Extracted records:
== == ==
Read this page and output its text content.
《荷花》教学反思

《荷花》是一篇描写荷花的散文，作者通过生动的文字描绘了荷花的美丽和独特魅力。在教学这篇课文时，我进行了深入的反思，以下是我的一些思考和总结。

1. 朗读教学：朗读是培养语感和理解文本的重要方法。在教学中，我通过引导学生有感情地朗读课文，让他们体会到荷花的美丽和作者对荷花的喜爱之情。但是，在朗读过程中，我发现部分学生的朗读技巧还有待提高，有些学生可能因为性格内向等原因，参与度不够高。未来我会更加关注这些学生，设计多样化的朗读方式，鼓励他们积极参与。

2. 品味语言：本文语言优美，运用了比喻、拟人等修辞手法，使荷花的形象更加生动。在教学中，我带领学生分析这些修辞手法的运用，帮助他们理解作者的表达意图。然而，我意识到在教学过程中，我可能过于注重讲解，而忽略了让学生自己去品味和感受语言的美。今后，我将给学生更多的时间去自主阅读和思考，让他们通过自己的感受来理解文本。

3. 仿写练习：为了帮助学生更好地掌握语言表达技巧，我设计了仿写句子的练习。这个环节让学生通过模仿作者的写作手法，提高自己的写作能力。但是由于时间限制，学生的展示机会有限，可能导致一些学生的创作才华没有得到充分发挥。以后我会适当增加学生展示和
== == ==
WHAT IS EXPECTED:
Reproduce the entire listing word for word.

FULL ANSWER:
Read this page and output its text content.
《荷花》教学反思

《荷花》是一篇描写荷花的散文，作者通过生动的文字描绘了荷花的美丽和独特魅力。在教学这篇课文时，我进行了深入的反思，以下是我的一些思考和总结。

1. 朗读教学：朗读是培养语感和理解文本的重要方法。在教学中，我通过引导学生有感情地朗读课文，让他们体会到荷花的美丽和作者对荷花的喜爱之情。但是，在朗读过程中，我发现部分学生的朗读技巧还有待提高，有些学生可能因为性格内向等原因，参与度不够高。未来我会更加关注这些学生，设计多样化的朗读方式，鼓励他们积极参与。

2. 品味语言：本文语言优美，运用了比喻、拟人等修辞手法，使荷花的形象更加生动。在教学中，我带领学生分析这些修辞手法的运用，帮助他们理解作者的表达意图。然而，我意识到在教学过程中，我可能过于注重讲解，而忽略了让学生自己去品味和感受语言的美。今后，我将给学生更多的时间去自主阅读和思考，让他们通过自己的感受来理解文本。

3. 仿写练习：为了帮助学生更好地掌握语言表达技巧，我设计了仿写句子的练习。这个环节让学生通过模仿作者的写作手法，提高自己的写作能力。但是由于时间限制，学生的展示机会有限，可能导致一些学生的创作才华没有得到充分发挥。以后我会适当增加学生展示和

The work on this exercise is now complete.